Quote the records that follow in full and exactly; leave out the pictures.
-------- Supplied entries
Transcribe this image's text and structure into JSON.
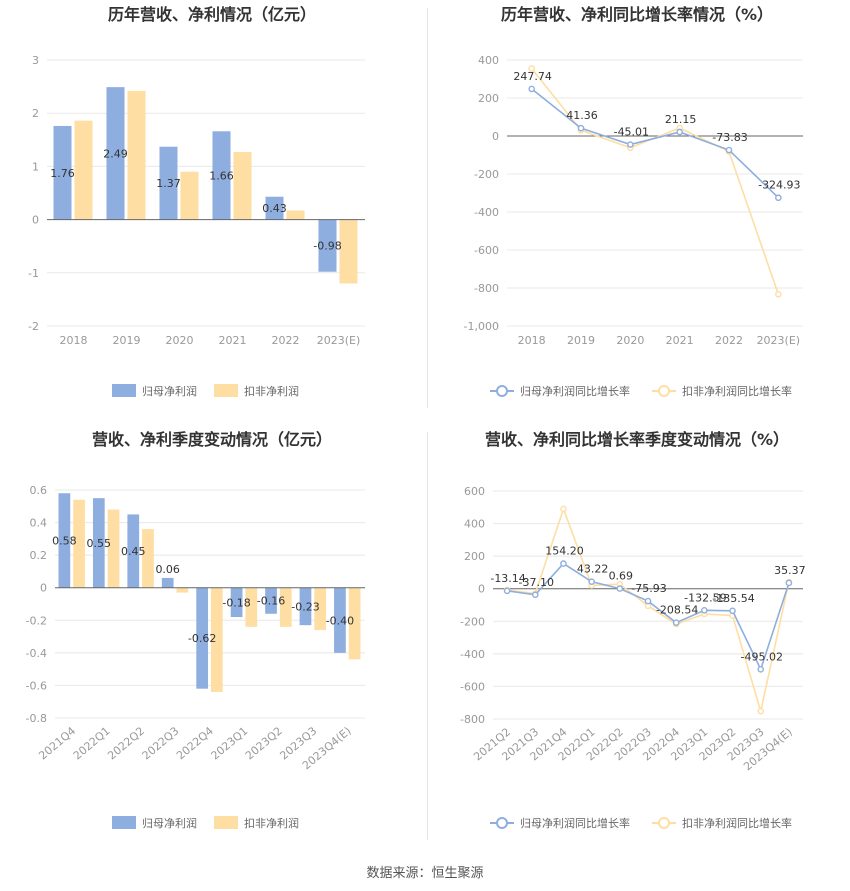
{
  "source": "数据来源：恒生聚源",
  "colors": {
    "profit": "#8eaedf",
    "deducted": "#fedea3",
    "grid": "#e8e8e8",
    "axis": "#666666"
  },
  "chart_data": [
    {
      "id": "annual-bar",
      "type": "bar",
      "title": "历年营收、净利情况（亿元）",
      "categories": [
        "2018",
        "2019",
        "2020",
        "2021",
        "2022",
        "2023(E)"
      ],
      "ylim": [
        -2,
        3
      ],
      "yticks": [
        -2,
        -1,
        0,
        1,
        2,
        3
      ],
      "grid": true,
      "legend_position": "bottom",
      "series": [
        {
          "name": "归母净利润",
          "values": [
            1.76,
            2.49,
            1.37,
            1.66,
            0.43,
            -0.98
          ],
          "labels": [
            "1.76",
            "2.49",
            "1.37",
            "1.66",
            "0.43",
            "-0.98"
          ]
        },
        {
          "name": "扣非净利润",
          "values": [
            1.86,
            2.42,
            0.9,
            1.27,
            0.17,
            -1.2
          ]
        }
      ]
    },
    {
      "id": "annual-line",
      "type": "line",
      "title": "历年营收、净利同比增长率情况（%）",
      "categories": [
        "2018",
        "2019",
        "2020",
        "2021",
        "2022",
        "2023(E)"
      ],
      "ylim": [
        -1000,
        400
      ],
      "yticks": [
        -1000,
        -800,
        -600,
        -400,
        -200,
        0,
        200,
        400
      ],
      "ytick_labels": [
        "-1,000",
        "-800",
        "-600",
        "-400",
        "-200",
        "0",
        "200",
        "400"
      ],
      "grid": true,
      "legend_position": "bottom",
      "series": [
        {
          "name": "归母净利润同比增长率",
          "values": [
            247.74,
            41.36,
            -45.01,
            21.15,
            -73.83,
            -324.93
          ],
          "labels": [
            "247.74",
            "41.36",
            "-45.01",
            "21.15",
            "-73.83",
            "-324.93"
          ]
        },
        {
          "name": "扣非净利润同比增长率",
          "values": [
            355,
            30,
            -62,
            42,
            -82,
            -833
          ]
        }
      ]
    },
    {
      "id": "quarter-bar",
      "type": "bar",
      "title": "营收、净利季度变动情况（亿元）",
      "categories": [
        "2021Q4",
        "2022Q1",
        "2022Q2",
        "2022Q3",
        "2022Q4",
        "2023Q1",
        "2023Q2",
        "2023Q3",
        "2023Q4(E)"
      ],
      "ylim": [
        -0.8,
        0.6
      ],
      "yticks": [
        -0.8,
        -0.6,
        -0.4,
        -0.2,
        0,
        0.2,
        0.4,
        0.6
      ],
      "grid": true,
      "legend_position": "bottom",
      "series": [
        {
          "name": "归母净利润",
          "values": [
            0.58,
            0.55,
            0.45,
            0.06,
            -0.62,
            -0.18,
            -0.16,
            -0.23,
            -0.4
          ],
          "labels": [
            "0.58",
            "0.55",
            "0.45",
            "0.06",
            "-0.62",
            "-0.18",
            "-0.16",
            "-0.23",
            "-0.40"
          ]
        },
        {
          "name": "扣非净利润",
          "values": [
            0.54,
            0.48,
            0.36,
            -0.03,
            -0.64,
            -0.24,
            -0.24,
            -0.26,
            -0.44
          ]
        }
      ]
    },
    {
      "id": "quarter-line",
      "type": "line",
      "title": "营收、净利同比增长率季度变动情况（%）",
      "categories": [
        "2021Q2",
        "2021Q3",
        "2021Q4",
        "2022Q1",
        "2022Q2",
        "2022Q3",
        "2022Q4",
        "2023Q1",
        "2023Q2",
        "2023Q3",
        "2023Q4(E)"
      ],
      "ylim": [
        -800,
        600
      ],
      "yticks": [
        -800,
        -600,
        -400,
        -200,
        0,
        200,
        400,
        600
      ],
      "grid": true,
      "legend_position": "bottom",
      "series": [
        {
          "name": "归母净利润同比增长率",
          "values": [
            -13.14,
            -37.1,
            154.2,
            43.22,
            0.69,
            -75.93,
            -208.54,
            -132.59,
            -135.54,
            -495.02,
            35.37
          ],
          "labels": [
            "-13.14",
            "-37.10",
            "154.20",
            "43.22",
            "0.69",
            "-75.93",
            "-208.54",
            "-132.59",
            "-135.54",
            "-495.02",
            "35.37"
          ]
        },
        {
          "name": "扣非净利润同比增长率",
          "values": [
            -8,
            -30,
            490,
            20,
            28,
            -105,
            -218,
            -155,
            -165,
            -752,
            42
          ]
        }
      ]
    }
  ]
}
----------------
> Correct answer
Transcribe this image's text and structure into JSON.
{
  "source": "数据来源：恒生聚源",
  "colors": {
    "profit": "#8eaedf",
    "deducted": "#fedea3",
    "grid": "#e8e8e8",
    "axis": "#666666"
  },
  "chart_data": [
    {
      "id": "annual-bar",
      "type": "bar",
      "title": "历年营收、净利情况（亿元）",
      "categories": [
        "2018",
        "2019",
        "2020",
        "2021",
        "2022",
        "2023(E)"
      ],
      "ylim": [
        -2,
        3
      ],
      "yticks": [
        -2,
        -1,
        0,
        1,
        2,
        3
      ],
      "grid": true,
      "legend_position": "bottom",
      "series": [
        {
          "name": "归母净利润",
          "values": [
            1.76,
            2.49,
            1.37,
            1.66,
            0.43,
            -0.98
          ],
          "labels": [
            "1.76",
            "2.49",
            "1.37",
            "1.66",
            "0.43",
            "-0.98"
          ]
        },
        {
          "name": "扣非净利润",
          "values": [
            1.86,
            2.42,
            0.9,
            1.27,
            0.17,
            -1.2
          ]
        }
      ]
    },
    {
      "id": "annual-line",
      "type": "line",
      "title": "历年营收、净利同比增长率情况（%）",
      "categories": [
        "2018",
        "2019",
        "2020",
        "2021",
        "2022",
        "2023(E)"
      ],
      "ylim": [
        -1000,
        400
      ],
      "yticks": [
        -1000,
        -800,
        -600,
        -400,
        -200,
        0,
        200,
        400
      ],
      "ytick_labels": [
        "-1,000",
        "-800",
        "-600",
        "-400",
        "-200",
        "0",
        "200",
        "400"
      ],
      "grid": true,
      "legend_position": "bottom",
      "series": [
        {
          "name": "归母净利润同比增长率",
          "values": [
            247.74,
            41.36,
            -45.01,
            21.15,
            -73.83,
            -324.93
          ],
          "labels": [
            "247.74",
            "41.36",
            "-45.01",
            "21.15",
            "-73.83",
            "-324.93"
          ]
        },
        {
          "name": "扣非净利润同比增长率",
          "values": [
            355,
            30,
            -62,
            42,
            -82,
            -833
          ]
        }
      ]
    },
    {
      "id": "quarter-bar",
      "type": "bar",
      "title": "营收、净利季度变动情况（亿元）",
      "categories": [
        "2021Q4",
        "2022Q1",
        "2022Q2",
        "2022Q3",
        "2022Q4",
        "2023Q1",
        "2023Q2",
        "2023Q3",
        "2023Q4(E)"
      ],
      "ylim": [
        -0.8,
        0.6
      ],
      "yticks": [
        -0.8,
        -0.6,
        -0.4,
        -0.2,
        0,
        0.2,
        0.4,
        0.6
      ],
      "grid": true,
      "legend_position": "bottom",
      "series": [
        {
          "name": "归母净利润",
          "values": [
            0.58,
            0.55,
            0.45,
            0.06,
            -0.62,
            -0.18,
            -0.16,
            -0.23,
            -0.4
          ],
          "labels": [
            "0.58",
            "0.55",
            "0.45",
            "0.06",
            "-0.62",
            "-0.18",
            "-0.16",
            "-0.23",
            "-0.40"
          ]
        },
        {
          "name": "扣非净利润",
          "values": [
            0.54,
            0.48,
            0.36,
            -0.03,
            -0.64,
            -0.24,
            -0.24,
            -0.26,
            -0.44
          ]
        }
      ]
    },
    {
      "id": "quarter-line",
      "type": "line",
      "title": "营收、净利同比增长率季度变动情况（%）",
      "categories": [
        "2021Q2",
        "2021Q3",
        "2021Q4",
        "2022Q1",
        "2022Q2",
        "2022Q3",
        "2022Q4",
        "2023Q1",
        "2023Q2",
        "2023Q3",
        "2023Q4(E)"
      ],
      "ylim": [
        -800,
        600
      ],
      "yticks": [
        -800,
        -600,
        -400,
        -200,
        0,
        200,
        400,
        600
      ],
      "grid": true,
      "legend_position": "bottom",
      "series": [
        {
          "name": "归母净利润同比增长率",
          "values": [
            -13.14,
            -37.1,
            154.2,
            43.22,
            0.69,
            -75.93,
            -208.54,
            -132.59,
            -135.54,
            -495.02,
            35.37
          ],
          "labels": [
            "-13.14",
            "-37.10",
            "154.20",
            "43.22",
            "0.69",
            "-75.93",
            "-208.54",
            "-132.59",
            "-135.54",
            "-495.02",
            "35.37"
          ]
        },
        {
          "name": "扣非净利润同比增长率",
          "values": [
            -8,
            -30,
            490,
            20,
            28,
            -105,
            -218,
            -155,
            -165,
            -752,
            42
          ]
        }
      ]
    }
  ]
}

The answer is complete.